• _Required task_
Identify and pull out each line of the entries in which "document" occurs.

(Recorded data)
BEGIN
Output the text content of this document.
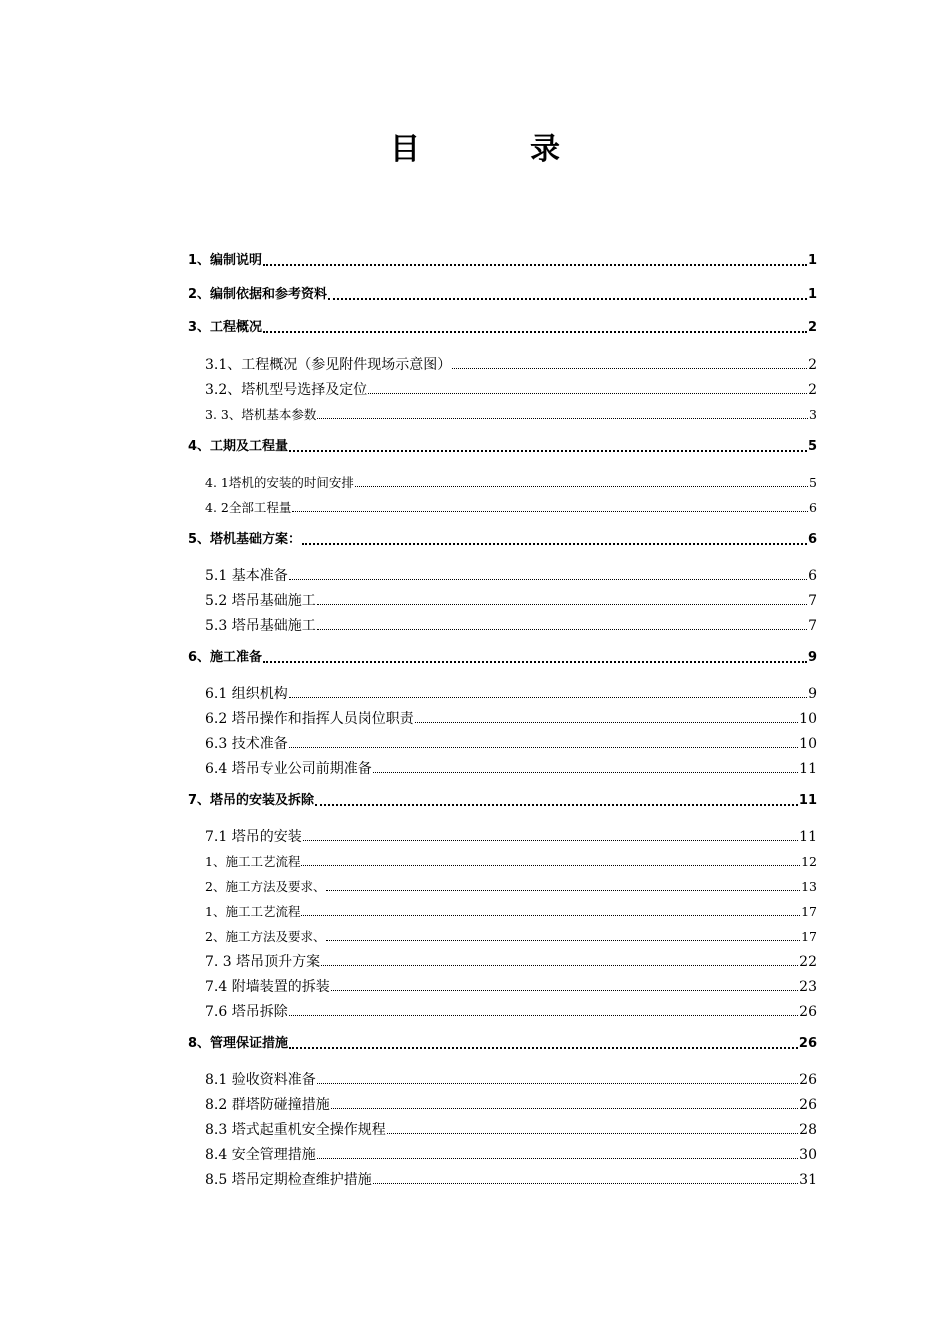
目　录
1、编制说明	1
2、编制依据和参考资料	1
3、工程概况	2
3.1、工程概况（参见附件现场示意图）	2
3.2、塔机型号选择及定位	2
3. 3、塔机基本参数	3
4、工期及工程量	5
4. 1塔机的安装的时间安排	5
4. 2全部工程量	6
5、塔机基础方案：	6
5.1 基本准备	6
5.2 塔吊基础施工	7
5.3 塔吊基础施工	7
6、施工准备	9
6.1 组织机构	9
6.2 塔吊操作和指挥人员岗位职责	10
6.3 技术准备	10
6.4 塔吊专业公司前期准备	11
7、塔吊的安装及拆除	11
7.1 塔吊的安装	11
1、施工工艺流程	12
2、施工方法及要求、	13
1、施工工艺流程	17
2、施工方法及要求、	17
7. 3 塔吊顶升方案	22
7.4 附墙装置的拆装	23
7.6 塔吊拆除	26
8、管理保证措施	26
8.1 验收资料准备	26
8.2 群塔防碰撞措施	26
8.3 塔式起重机安全操作规程	28
8.4 安全管理措施	30
8.5 塔吊定期检查维护措施	31
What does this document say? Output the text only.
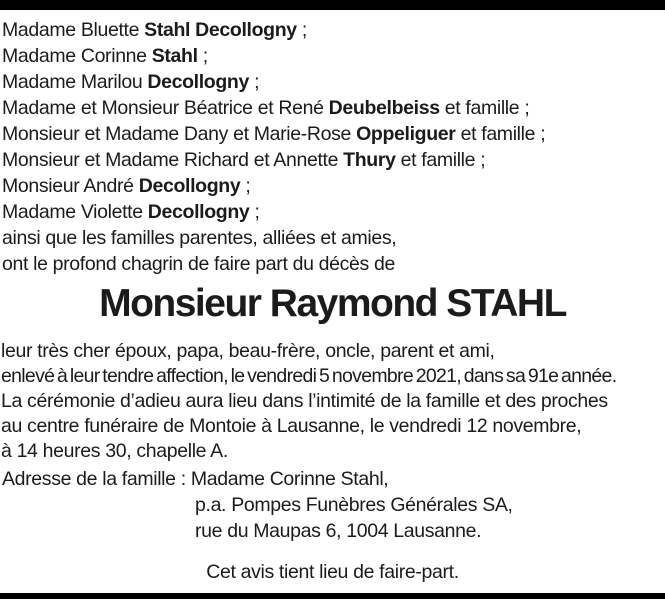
Madame Bluette Stahl Decollogny ;
Madame Corinne Stahl ;
Madame Marilou Decollogny ;
Madame et Monsieur Béatrice et René Deubelbeiss et famille ;
Monsieur et Madame Dany et Marie-Rose Oppeliguer et famille ;
Monsieur et Madame Richard et Annette Thury et famille ;
Monsieur André Decollogny ;
Madame Violette Decollogny ;
ainsi que les familles parentes, alliées et amies,
ont le profond chagrin de faire part du décès de
Monsieur Raymond STAHL
leur très cher époux, papa, beau-frère, oncle, parent et ami,
enlevé à leur tendre affection, le vendredi 5 novembre 2021, dans sa 91e année.
La cérémonie d’adieu aura lieu dans l’intimité de la famille et des proches
au centre funéraire de Montoie à Lausanne, le vendredi 12 novembre,
à 14 heures 30, chapelle A.
Adresse de la famille : Madame Corinne Stahl,
p.a. Pompes Funèbres Générales SA,
rue du Maupas 6, 1004 Lausanne.
Cet avis tient lieu de faire-part.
END
• _Full response_
Output the text content of this document.
What does this document say? Output the text only.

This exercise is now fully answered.